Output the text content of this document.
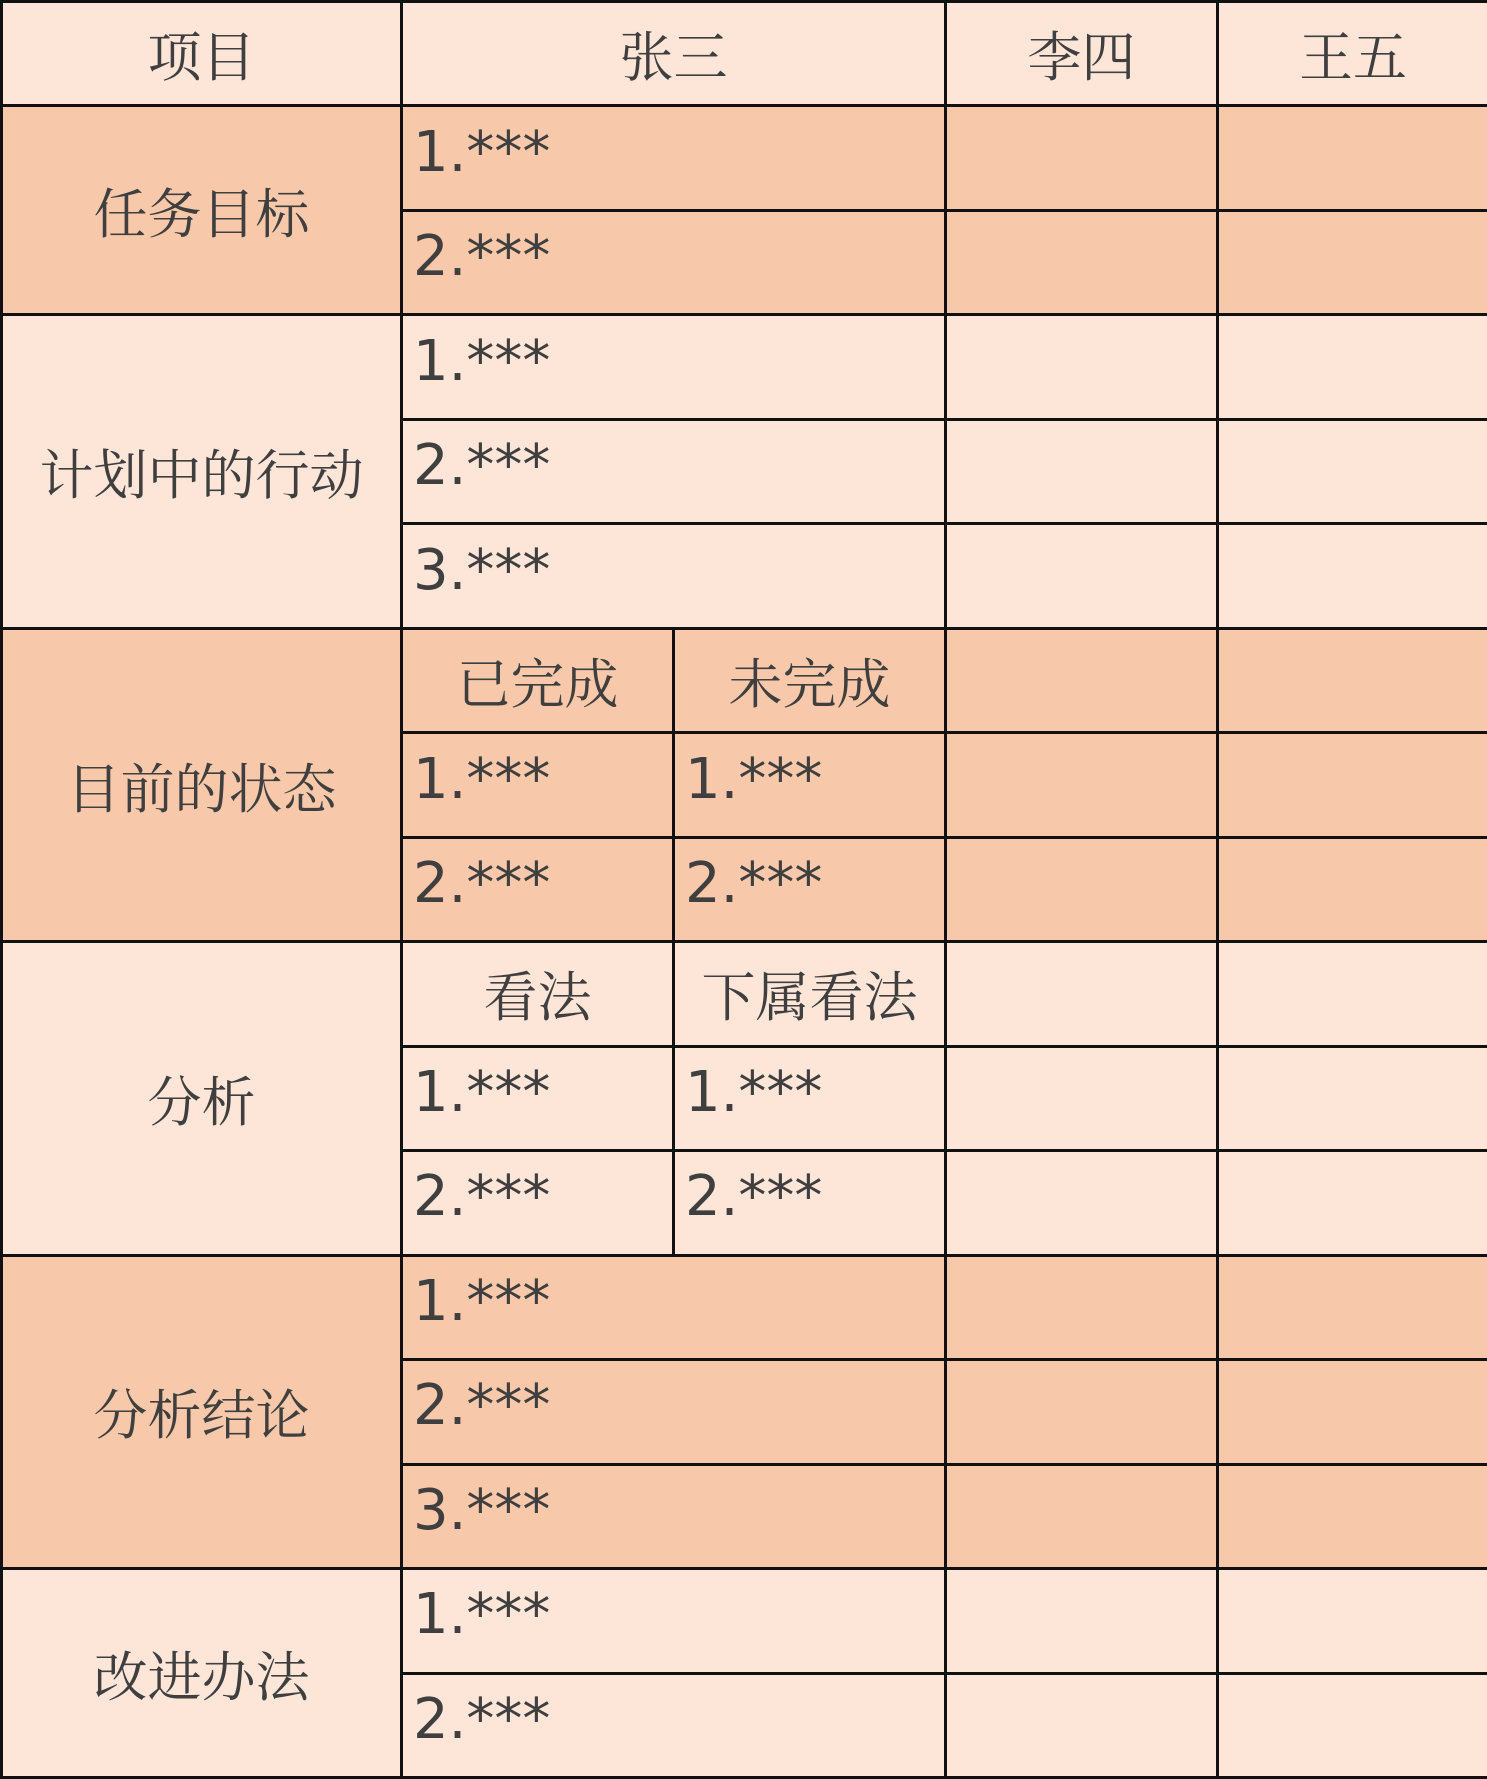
项目	张三		李四	王五
任务目标	1.***			
	2.***			
计划中的行动	1.***			
	2.***			
	3.***			
目前的状态	已完成	未完成		
	1.***	1.***		
	2.***	2.***		
分析	看法	下属看法		
	1.***	1.***		
	2.***	2.***		
分析结论	1.***			
	2.***			
	3.***			
改进办法	1.***			
	2.***			
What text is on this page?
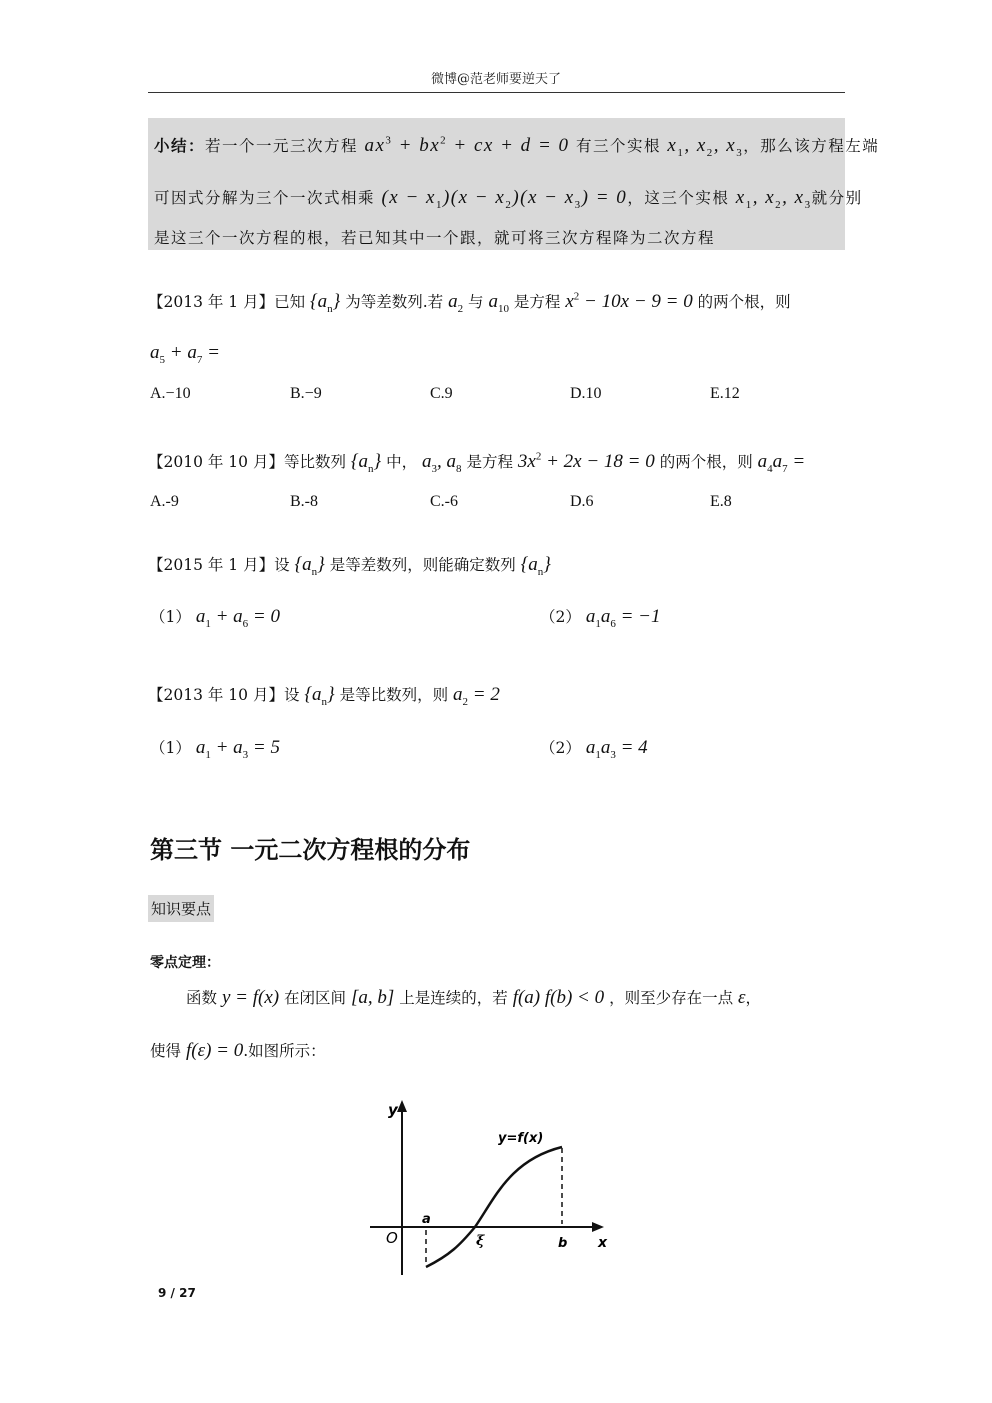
微博@范老师要逆天了
小结：若一个一元三次方程 $ax^3 + bx^2$ + cx + d = 0 有三个实根 $x_1$, $x_2$, $x_3$，那么该方程左端
可因式分解为三个一次式相乘 $(x - x_1)(x - x_2)(x - x_3) = 0$，这三个实根 $x_1$, $x_2$, $x_3$就分别
是这三个一次方程的根，若已知其中一个跟，就可将三次方程降为二次方程
【2013 年 1 月】已知 $\{a_n\}$ 为等差数列.若 $a_2$ 与 $a_{10}$ 是方程 $x^2 - 10x - 9 = 0$ 的两个根，则
$a_5 + a_7$ =
A.−10	B.−9	C.9	D.10	E.12
【2010 年 10 月】等比数列 $\{a_n\}$ 中， $a_3$, $a_8$ 是方程 $3x^2 + 2x - 18 = 0$ 的两个根，则 $a_4a_7$ =
A.-9	B.-8	C.-6	D.6	E.8
【2015 年 1 月】设 $\{a_n\}$ 是等差数列，则能确定数列 $\{a_n\}$
（1） $a_1 + a_6 = 0$	（2） $a_1a_6 = -1$
【2013 年 10 月】设 $\{a_n\}$ 是等比数列，则 $a_2 = 2$
（1） $a_1 + a_3 = 5$	（2） $a_1a_3 = 4$
第三节 一元二次方程根的分布
知识要点
零点定理：
函数 y = f(x) 在闭区间 [a, b] 上是连续的，若 f(a) f(b) < 0 ，则至少存在一点 ε，
使得 f(ε) = 0.如图所示：
y
x
y=f(x)
O
a
ξ	b
9 / 27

* _WHAT IS EXPECTED_
Each line in the records above should be reproduced exactly; images are not copied.

* _FINAL RESULT_
Output the text content of this document.
项目	张三		李四	王五
任务目标	1.***			
	2.***			
计划中的行动	1.***			
	2.***			
	3.***			
目前的状态	已完成	未完成		
	1.***	1.***		
	2.***	2.***		
分析	看法	下属看法		
	1.***	1.***		
	2.***	2.***		
分析结论	1.***			
	2.***			
	3.***			
改进办法	1.***			
	2.***			
What text is on this page?
微博@范老师要逆天了
小结：若一个一元三次方程 $ax^3 + bx^2$ + cx + d = 0 有三个实根 $x_1$, $x_2$, $x_3$，那么该方程左端
可因式分解为三个一次式相乘 $(x - x_1)(x - x_2)(x - x_3) = 0$，这三个实根 $x_1$, $x_2$, $x_3$就分别
是这三个一次方程的根，若已知其中一个跟，就可将三次方程降为二次方程
【2013 年 1 月】已知 $\{a_n\}$ 为等差数列.若 $a_2$ 与 $a_{10}$ 是方程 $x^2 - 10x - 9 = 0$ 的两个根，则
$a_5 + a_7$ =
A.−10	B.−9	C.9	D.10	E.12
【2010 年 10 月】等比数列 $\{a_n\}$ 中， $a_3$, $a_8$ 是方程 $3x^2 + 2x - 18 = 0$ 的两个根，则 $a_4a_7$ =
A.-9	B.-8	C.-6	D.6	E.8
【2015 年 1 月】设 $\{a_n\}$ 是等差数列，则能确定数列 $\{a_n\}$
（1） $a_1 + a_6 = 0$	（2） $a_1a_6 = -1$
【2013 年 10 月】设 $\{a_n\}$ 是等比数列，则 $a_2 = 2$
（1） $a_1 + a_3 = 5$	（2） $a_1a_3 = 4$
第三节 一元二次方程根的分布
知识要点
零点定理：
函数 y = f(x) 在闭区间 [a, b] 上是连续的，若 f(a) f(b) < 0 ，则至少存在一点 ε，
使得 f(ε) = 0.如图所示：
y
x
y=f(x)
O
a
ξ	b
9 / 27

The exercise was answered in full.